(WRITTEN REQUEST) Give back the entire listing verbatim.

--- Start MATERIAL SUPPLIED ---

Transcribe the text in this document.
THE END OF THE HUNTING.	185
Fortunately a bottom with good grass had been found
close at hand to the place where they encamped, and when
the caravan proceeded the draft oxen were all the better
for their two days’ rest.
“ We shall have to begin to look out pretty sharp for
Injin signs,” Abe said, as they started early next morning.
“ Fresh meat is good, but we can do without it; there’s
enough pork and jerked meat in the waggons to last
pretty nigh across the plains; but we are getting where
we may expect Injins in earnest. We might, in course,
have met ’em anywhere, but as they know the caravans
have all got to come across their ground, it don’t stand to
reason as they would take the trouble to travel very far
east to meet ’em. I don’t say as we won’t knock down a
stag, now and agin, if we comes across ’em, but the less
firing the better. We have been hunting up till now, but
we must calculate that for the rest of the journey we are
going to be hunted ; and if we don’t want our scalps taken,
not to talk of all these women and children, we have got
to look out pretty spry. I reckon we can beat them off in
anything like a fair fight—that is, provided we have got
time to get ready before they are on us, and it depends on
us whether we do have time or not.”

--- End MATERIAL SUPPLIED ---

(SOLUTION)
Transcribe the text in this document.
THE END OF THE HUNTING.	185
Fortunately a bottom with good grass had been found
close at hand to the place where they encamped, and when
the caravan proceeded the draft oxen were all the better
for their two days’ rest.
“ We shall have to begin to look out pretty sharp for
Injin signs,” Abe said, as they started early next morning.
“ Fresh meat is good, but we can do without it; there’s
enough pork and jerked meat in the waggons to last
pretty nigh across the plains; but we are getting where
we may expect Injins in earnest. We might, in course,
have met ’em anywhere, but as they know the caravans
have all got to come across their ground, it don’t stand to
reason as they would take the trouble to travel very far
east to meet ’em. I don’t say as we won’t knock down a
stag, now and agin, if we comes across ’em, but the less
firing the better. We have been hunting up till now, but
we must calculate that for the rest of the journey we are
going to be hunted ; and if we don’t want our scalps taken,
not to talk of all these women and children, we have got
to look out pretty spry. I reckon we can beat them off in
anything like a fair fight—that is, provided we have got
time to get ready before they are on us, and it depends on
us whether we do have time or not.”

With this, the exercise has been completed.